-- START Supplied data --
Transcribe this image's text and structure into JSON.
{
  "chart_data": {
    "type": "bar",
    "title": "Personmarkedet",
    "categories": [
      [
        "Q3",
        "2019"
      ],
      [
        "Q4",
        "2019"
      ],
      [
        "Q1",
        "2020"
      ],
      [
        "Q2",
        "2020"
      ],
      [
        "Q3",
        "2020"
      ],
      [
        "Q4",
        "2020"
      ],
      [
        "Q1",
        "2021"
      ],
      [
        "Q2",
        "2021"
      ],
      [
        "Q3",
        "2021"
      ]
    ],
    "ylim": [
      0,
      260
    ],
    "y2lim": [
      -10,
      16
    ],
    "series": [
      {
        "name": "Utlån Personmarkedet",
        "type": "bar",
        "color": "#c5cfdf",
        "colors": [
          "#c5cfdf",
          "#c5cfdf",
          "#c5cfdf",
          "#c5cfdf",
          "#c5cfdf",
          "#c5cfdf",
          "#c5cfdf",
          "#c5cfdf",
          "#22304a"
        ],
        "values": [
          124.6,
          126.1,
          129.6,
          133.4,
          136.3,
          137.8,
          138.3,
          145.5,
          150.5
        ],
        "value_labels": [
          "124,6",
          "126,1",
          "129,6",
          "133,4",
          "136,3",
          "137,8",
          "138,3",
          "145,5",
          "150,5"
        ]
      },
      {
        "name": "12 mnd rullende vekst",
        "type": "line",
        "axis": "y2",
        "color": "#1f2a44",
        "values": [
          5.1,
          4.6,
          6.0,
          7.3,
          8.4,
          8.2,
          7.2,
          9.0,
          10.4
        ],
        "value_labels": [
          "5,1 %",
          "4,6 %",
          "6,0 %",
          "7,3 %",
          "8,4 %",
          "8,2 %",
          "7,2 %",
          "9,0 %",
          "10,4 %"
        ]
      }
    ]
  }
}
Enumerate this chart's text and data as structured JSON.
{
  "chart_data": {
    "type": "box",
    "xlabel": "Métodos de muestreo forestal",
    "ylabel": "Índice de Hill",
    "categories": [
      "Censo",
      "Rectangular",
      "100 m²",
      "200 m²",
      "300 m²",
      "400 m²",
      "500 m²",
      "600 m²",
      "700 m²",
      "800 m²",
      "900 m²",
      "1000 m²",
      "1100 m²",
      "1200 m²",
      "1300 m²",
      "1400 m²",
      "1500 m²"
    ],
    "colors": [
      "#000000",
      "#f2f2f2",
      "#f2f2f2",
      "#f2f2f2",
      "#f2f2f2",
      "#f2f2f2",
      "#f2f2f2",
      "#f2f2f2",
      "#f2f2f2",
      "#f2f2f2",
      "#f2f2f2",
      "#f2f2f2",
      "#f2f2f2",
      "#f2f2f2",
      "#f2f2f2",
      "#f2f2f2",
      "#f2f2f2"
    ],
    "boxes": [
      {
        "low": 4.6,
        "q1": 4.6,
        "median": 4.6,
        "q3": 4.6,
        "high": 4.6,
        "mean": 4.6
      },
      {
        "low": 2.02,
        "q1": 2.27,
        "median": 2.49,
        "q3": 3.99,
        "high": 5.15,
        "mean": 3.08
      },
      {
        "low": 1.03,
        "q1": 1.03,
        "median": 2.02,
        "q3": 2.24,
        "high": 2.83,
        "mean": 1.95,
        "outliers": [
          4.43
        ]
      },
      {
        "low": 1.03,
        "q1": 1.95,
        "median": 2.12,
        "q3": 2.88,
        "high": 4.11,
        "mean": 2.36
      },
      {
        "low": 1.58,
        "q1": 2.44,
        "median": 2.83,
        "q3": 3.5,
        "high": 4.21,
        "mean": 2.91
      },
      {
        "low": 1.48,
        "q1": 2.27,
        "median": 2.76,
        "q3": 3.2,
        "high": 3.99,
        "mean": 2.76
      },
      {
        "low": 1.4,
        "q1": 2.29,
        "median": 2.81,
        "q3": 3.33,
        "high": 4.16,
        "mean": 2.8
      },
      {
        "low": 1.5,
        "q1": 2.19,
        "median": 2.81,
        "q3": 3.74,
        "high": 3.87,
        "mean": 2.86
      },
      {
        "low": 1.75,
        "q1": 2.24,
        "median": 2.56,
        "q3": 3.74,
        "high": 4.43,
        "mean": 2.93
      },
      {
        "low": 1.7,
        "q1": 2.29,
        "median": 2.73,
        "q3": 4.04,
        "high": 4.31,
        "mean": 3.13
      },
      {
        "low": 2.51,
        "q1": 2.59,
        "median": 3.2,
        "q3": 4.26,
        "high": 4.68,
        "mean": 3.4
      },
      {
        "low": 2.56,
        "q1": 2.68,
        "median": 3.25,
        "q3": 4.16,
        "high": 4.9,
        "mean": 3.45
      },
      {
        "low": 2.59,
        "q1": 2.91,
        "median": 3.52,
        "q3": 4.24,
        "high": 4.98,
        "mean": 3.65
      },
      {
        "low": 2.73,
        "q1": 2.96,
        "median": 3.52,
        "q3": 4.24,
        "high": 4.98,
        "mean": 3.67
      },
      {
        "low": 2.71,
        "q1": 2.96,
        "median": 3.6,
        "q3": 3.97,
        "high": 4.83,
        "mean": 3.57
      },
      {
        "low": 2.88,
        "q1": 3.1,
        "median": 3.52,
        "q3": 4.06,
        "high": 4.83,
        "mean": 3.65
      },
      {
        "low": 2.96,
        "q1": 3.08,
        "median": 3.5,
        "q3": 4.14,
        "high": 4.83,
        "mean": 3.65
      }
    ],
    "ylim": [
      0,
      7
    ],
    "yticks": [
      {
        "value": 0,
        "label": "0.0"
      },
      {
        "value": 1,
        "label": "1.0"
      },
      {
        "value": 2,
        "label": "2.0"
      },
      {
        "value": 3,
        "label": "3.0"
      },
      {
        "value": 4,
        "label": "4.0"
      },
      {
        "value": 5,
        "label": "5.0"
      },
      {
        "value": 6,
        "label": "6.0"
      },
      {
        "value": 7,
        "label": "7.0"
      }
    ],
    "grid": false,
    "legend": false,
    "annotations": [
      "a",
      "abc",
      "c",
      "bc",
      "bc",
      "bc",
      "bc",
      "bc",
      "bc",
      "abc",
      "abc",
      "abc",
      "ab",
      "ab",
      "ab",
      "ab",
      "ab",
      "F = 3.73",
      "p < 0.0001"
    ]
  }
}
-- END Supplied data --
Work to do – Write the material out exactly, with nothing left out.

Final result –
Transcribe this image's text and structure into JSON.
{
  "chart_data": {
    "type": "bar",
    "title": "Personmarkedet",
    "categories": [
      [
        "Q3",
        "2019"
      ],
      [
        "Q4",
        "2019"
      ],
      [
        "Q1",
        "2020"
      ],
      [
        "Q2",
        "2020"
      ],
      [
        "Q3",
        "2020"
      ],
      [
        "Q4",
        "2020"
      ],
      [
        "Q1",
        "2021"
      ],
      [
        "Q2",
        "2021"
      ],
      [
        "Q3",
        "2021"
      ]
    ],
    "ylim": [
      0,
      260
    ],
    "y2lim": [
      -10,
      16
    ],
    "series": [
      {
        "name": "Utlån Personmarkedet",
        "type": "bar",
        "color": "#c5cfdf",
        "colors": [
          "#c5cfdf",
          "#c5cfdf",
          "#c5cfdf",
          "#c5cfdf",
          "#c5cfdf",
          "#c5cfdf",
          "#c5cfdf",
          "#c5cfdf",
          "#22304a"
        ],
        "values": [
          124.6,
          126.1,
          129.6,
          133.4,
          136.3,
          137.8,
          138.3,
          145.5,
          150.5
        ],
        "value_labels": [
          "124,6",
          "126,1",
          "129,6",
          "133,4",
          "136,3",
          "137,8",
          "138,3",
          "145,5",
          "150,5"
        ]
      },
      {
        "name": "12 mnd rullende vekst",
        "type": "line",
        "axis": "y2",
        "color": "#1f2a44",
        "values": [
          5.1,
          4.6,
          6.0,
          7.3,
          8.4,
          8.2,
          7.2,
          9.0,
          10.4
        ],
        "value_labels": [
          "5,1 %",
          "4,6 %",
          "6,0 %",
          "7,3 %",
          "8,4 %",
          "8,2 %",
          "7,2 %",
          "9,0 %",
          "10,4 %"
        ]
      }
    ]
  }
}
Enumerate this chart's text and data as structured JSON.
{
  "chart_data": {
    "type": "box",
    "xlabel": "Métodos de muestreo forestal",
    "ylabel": "Índice de Hill",
    "categories": [
      "Censo",
      "Rectangular",
      "100 m²",
      "200 m²",
      "300 m²",
      "400 m²",
      "500 m²",
      "600 m²",
      "700 m²",
      "800 m²",
      "900 m²",
      "1000 m²",
      "1100 m²",
      "1200 m²",
      "1300 m²",
      "1400 m²",
      "1500 m²"
    ],
    "colors": [
      "#000000",
      "#f2f2f2",
      "#f2f2f2",
      "#f2f2f2",
      "#f2f2f2",
      "#f2f2f2",
      "#f2f2f2",
      "#f2f2f2",
      "#f2f2f2",
      "#f2f2f2",
      "#f2f2f2",
      "#f2f2f2",
      "#f2f2f2",
      "#f2f2f2",
      "#f2f2f2",
      "#f2f2f2",
      "#f2f2f2"
    ],
    "boxes": [
      {
        "low": 4.6,
        "q1": 4.6,
        "median": 4.6,
        "q3": 4.6,
        "high": 4.6,
        "mean": 4.6
      },
      {
        "low": 2.02,
        "q1": 2.27,
        "median": 2.49,
        "q3": 3.99,
        "high": 5.15,
        "mean": 3.08
      },
      {
        "low": 1.03,
        "q1": 1.03,
        "median": 2.02,
        "q3": 2.24,
        "high": 2.83,
        "mean": 1.95,
        "outliers": [
          4.43
        ]
      },
      {
        "low": 1.03,
        "q1": 1.95,
        "median": 2.12,
        "q3": 2.88,
        "high": 4.11,
        "mean": 2.36
      },
      {
        "low": 1.58,
        "q1": 2.44,
        "median": 2.83,
        "q3": 3.5,
        "high": 4.21,
        "mean": 2.91
      },
      {
        "low": 1.48,
        "q1": 2.27,
        "median": 2.76,
        "q3": 3.2,
        "high": 3.99,
        "mean": 2.76
      },
      {
        "low": 1.4,
        "q1": 2.29,
        "median": 2.81,
        "q3": 3.33,
        "high": 4.16,
        "mean": 2.8
      },
      {
        "low": 1.5,
        "q1": 2.19,
        "median": 2.81,
        "q3": 3.74,
        "high": 3.87,
        "mean": 2.86
      },
      {
        "low": 1.75,
        "q1": 2.24,
        "median": 2.56,
        "q3": 3.74,
        "high": 4.43,
        "mean": 2.93
      },
      {
        "low": 1.7,
        "q1": 2.29,
        "median": 2.73,
        "q3": 4.04,
        "high": 4.31,
        "mean": 3.13
      },
      {
        "low": 2.51,
        "q1": 2.59,
        "median": 3.2,
        "q3": 4.26,
        "high": 4.68,
        "mean": 3.4
      },
      {
        "low": 2.56,
        "q1": 2.68,
        "median": 3.25,
        "q3": 4.16,
        "high": 4.9,
        "mean": 3.45
      },
      {
        "low": 2.59,
        "q1": 2.91,
        "median": 3.52,
        "q3": 4.24,
        "high": 4.98,
        "mean": 3.65
      },
      {
        "low": 2.73,
        "q1": 2.96,
        "median": 3.52,
        "q3": 4.24,
        "high": 4.98,
        "mean": 3.67
      },
      {
        "low": 2.71,
        "q1": 2.96,
        "median": 3.6,
        "q3": 3.97,
        "high": 4.83,
        "mean": 3.57
      },
      {
        "low": 2.88,
        "q1": 3.1,
        "median": 3.52,
        "q3": 4.06,
        "high": 4.83,
        "mean": 3.65
      },
      {
        "low": 2.96,
        "q1": 3.08,
        "median": 3.5,
        "q3": 4.14,
        "high": 4.83,
        "mean": 3.65
      }
    ],
    "ylim": [
      0,
      7
    ],
    "yticks": [
      {
        "value": 0,
        "label": "0.0"
      },
      {
        "value": 1,
        "label": "1.0"
      },
      {
        "value": 2,
        "label": "2.0"
      },
      {
        "value": 3,
        "label": "3.0"
      },
      {
        "value": 4,
        "label": "4.0"
      },
      {
        "value": 5,
        "label": "5.0"
      },
      {
        "value": 6,
        "label": "6.0"
      },
      {
        "value": 7,
        "label": "7.0"
      }
    ],
    "grid": false,
    "legend": false,
    "annotations": [
      "a",
      "abc",
      "c",
      "bc",
      "bc",
      "bc",
      "bc",
      "bc",
      "bc",
      "abc",
      "abc",
      "abc",
      "ab",
      "ab",
      "ab",
      "ab",
      "ab",
      "F = 3.73",
      "p < 0.0001"
    ]
  }
}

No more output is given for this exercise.